-- start Supplied entries --

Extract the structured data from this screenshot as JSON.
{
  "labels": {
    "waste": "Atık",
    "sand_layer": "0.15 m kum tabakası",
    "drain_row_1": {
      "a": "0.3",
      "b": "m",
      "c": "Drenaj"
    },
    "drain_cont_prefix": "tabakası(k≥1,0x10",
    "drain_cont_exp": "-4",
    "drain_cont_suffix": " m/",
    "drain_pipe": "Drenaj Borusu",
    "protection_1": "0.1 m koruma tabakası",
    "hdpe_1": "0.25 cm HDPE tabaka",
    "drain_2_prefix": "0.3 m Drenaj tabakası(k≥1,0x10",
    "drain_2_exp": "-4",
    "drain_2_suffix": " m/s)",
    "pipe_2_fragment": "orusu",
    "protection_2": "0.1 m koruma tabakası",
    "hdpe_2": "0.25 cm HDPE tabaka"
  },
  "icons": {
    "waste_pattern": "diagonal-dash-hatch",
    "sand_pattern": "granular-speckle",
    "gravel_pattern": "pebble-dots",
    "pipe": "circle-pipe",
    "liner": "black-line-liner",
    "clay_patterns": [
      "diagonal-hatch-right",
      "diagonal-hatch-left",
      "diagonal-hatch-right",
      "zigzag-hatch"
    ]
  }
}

-- end Supplied entries --

Write out the full listing exactly as given.

Extract the structured data from this screenshot as JSON.
{
  "labels": {
    "waste": "Atık",
    "sand_layer": "0.15 m kum tabakası",
    "drain_row_1": {
      "a": "0.3",
      "b": "m",
      "c": "Drenaj"
    },
    "drain_cont_prefix": "tabakası(k≥1,0x10",
    "drain_cont_exp": "-4",
    "drain_cont_suffix": " m/",
    "drain_pipe": "Drenaj Borusu",
    "protection_1": "0.1 m koruma tabakası",
    "hdpe_1": "0.25 cm HDPE tabaka",
    "drain_2_prefix": "0.3 m Drenaj tabakası(k≥1,0x10",
    "drain_2_exp": "-4",
    "drain_2_suffix": " m/s)",
    "pipe_2_fragment": "orusu",
    "protection_2": "0.1 m koruma tabakası",
    "hdpe_2": "0.25 cm HDPE tabaka"
  },
  "icons": {
    "waste_pattern": "diagonal-dash-hatch",
    "sand_pattern": "granular-speckle",
    "gravel_pattern": "pebble-dots",
    "pipe": "circle-pipe",
    "liner": "black-line-liner",
    "clay_patterns": [
      "diagonal-hatch-right",
      "diagonal-hatch-left",
      "diagonal-hatch-right",
      "zigzag-hatch"
    ]
  }
}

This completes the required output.